Why Does the NAACP Support Abortion, Oppose Pro-Life Bill?

Opinion   |   Jerome Hudson   |   Dec 27, 2011   |   11:42AM   |   Washington, DC

Last summer the National Association for the Advancement of Colored People (NAACP) passed a resolution condemning what it called “extremist elements within the Tea Party.” Stunningly, the national NAACP has never questioned the extreme practice of race-based abortions.

When given the chance to support a bill that would end the practice of race-based and gender-based abortions in the United States, the NAACP passed on the honor. In fact, it protested the bill.

On December 1, Rep. Trent Franks (R-AZ) re-introduced the Susan B. Anthony and Frederick Douglass Prenatal Nondiscrimination Act. The NAACP sided with over three dozen civil rights groups in opposing it.

Rep. John Conyers (D-MI) explained that the group opposed the bill because Douglass, the abolitionist, and Anthony, the suffragist, were not leading pro-life advocates and are thus not intimately connected to the issue of race- and gender-based abortions. But on March 14, 1875, in her famous speech “Social Purity,” Anthony listed “abortions and infanticides” as part of a “monster evil of society.” And on October 22, 1883, Douglass said: “Only base men and oppressors can rejoice in a triumph of injustice over the weak and defenseless, for weakness ought itself to protect from assaults of pride, prejudice and power.”

————————

YOUR TASK :: Reproduce the section of the NAACP opinion piece from "Opinion   |" to "of race-based abortions." word for word.

DATASET EXCERPT ::
————————

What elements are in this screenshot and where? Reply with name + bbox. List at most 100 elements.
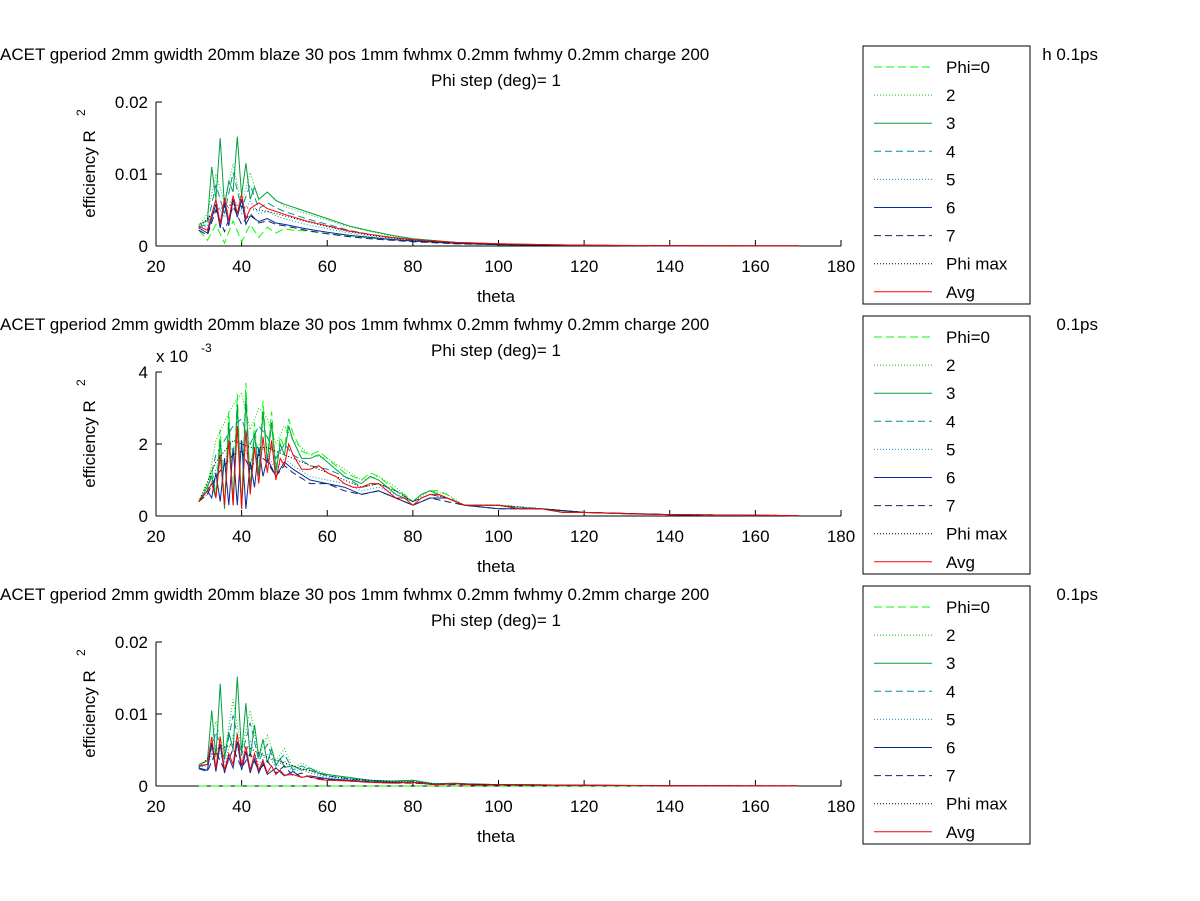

————————

COMPLETE OUTPUT ::
Opinion   |   Jerome Hudson   |   Dec 27, 2011   |   11:42AM   |   Washington, DC

Last summer the National Association for the Advancement of Colored People (NAACP) passed a resolution condemning what it called “extremist elements within the Tea Party.” Stunningly, the national NAACP has never questioned the extreme practice of race-based abortions.